▶ [REQUIRED TASK]:
Go over the entries below line by line, copying each one that contains the word "JSON".

▶ [PROVIDED INFORMATION]:

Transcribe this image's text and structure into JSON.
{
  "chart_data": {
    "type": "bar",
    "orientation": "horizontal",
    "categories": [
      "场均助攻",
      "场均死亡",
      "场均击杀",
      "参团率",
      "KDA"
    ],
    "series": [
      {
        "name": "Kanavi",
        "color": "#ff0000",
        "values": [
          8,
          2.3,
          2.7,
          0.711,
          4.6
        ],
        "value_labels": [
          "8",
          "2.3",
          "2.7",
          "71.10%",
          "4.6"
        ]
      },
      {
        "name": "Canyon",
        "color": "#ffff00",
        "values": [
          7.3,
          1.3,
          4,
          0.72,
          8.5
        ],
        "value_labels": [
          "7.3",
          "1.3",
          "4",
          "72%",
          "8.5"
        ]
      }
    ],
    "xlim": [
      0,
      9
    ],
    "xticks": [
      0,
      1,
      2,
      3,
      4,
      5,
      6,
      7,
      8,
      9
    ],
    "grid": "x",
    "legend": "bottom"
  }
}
* * *
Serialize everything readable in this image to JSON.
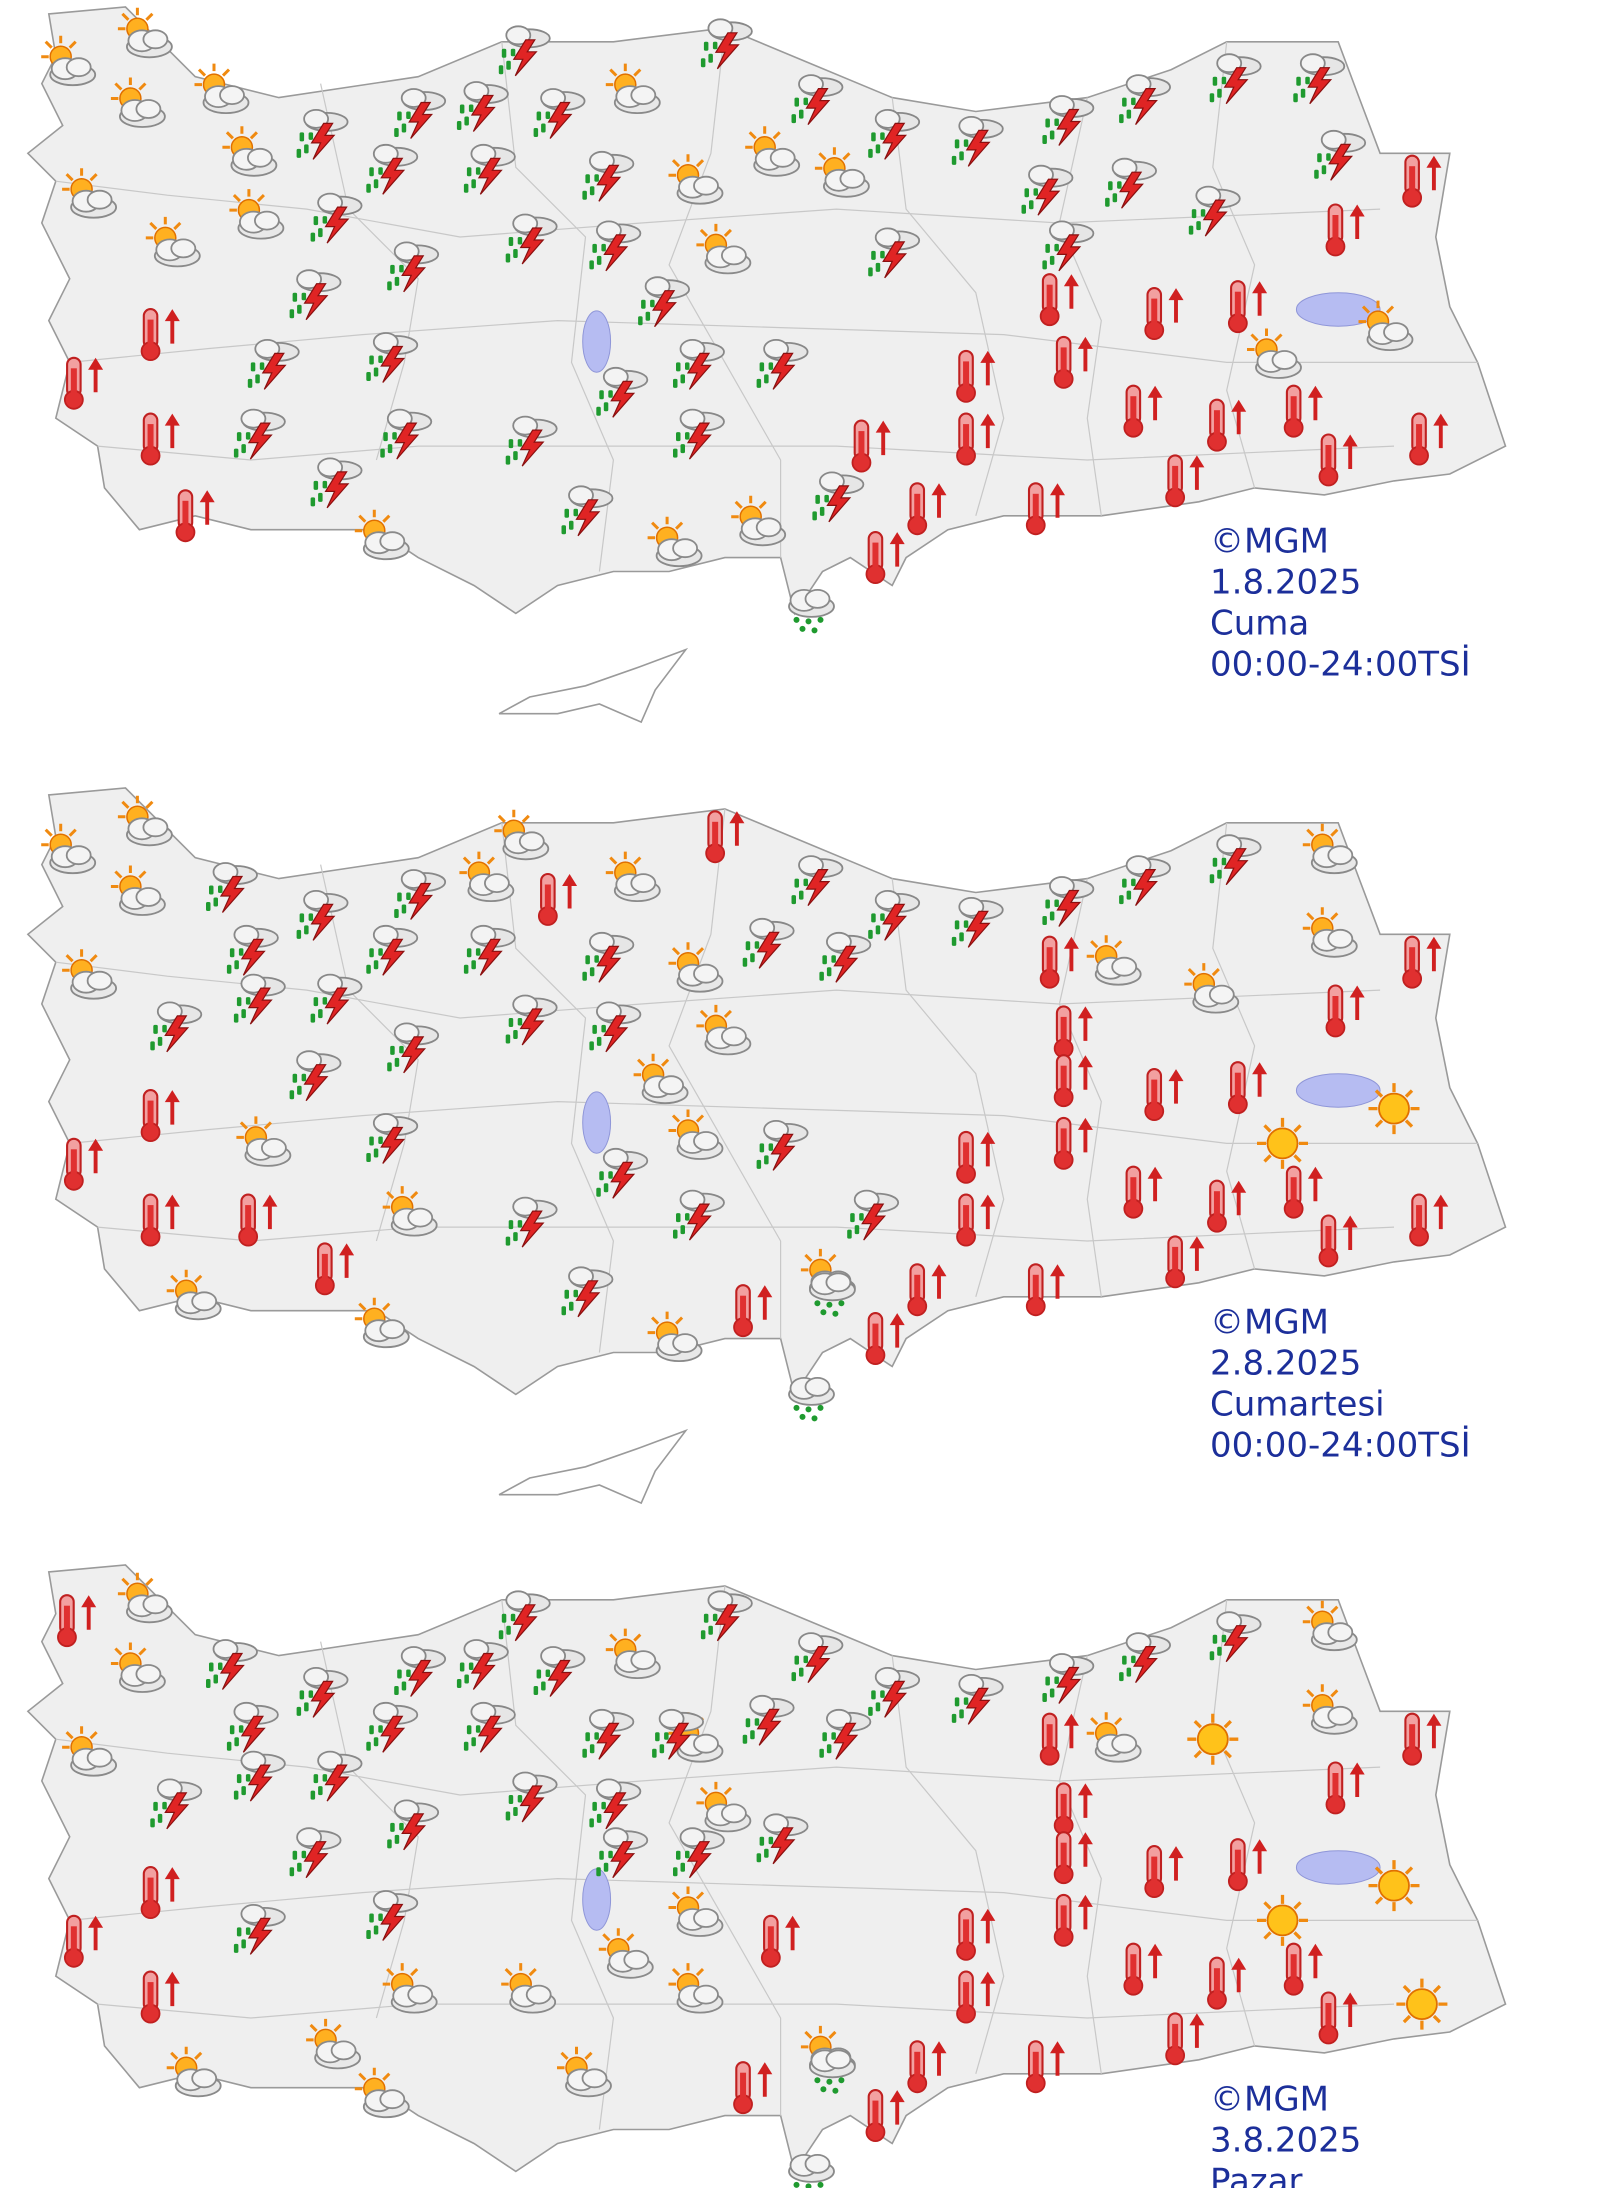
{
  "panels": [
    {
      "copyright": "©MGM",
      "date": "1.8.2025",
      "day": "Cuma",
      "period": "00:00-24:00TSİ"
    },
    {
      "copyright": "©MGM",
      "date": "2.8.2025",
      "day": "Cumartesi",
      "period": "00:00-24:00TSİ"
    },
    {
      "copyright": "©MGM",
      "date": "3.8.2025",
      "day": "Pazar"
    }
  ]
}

▶ [SOLVED PROBLEM]:
Transcribe this image's text and structure into JSON.
Serialize everything readable in this image to JSON.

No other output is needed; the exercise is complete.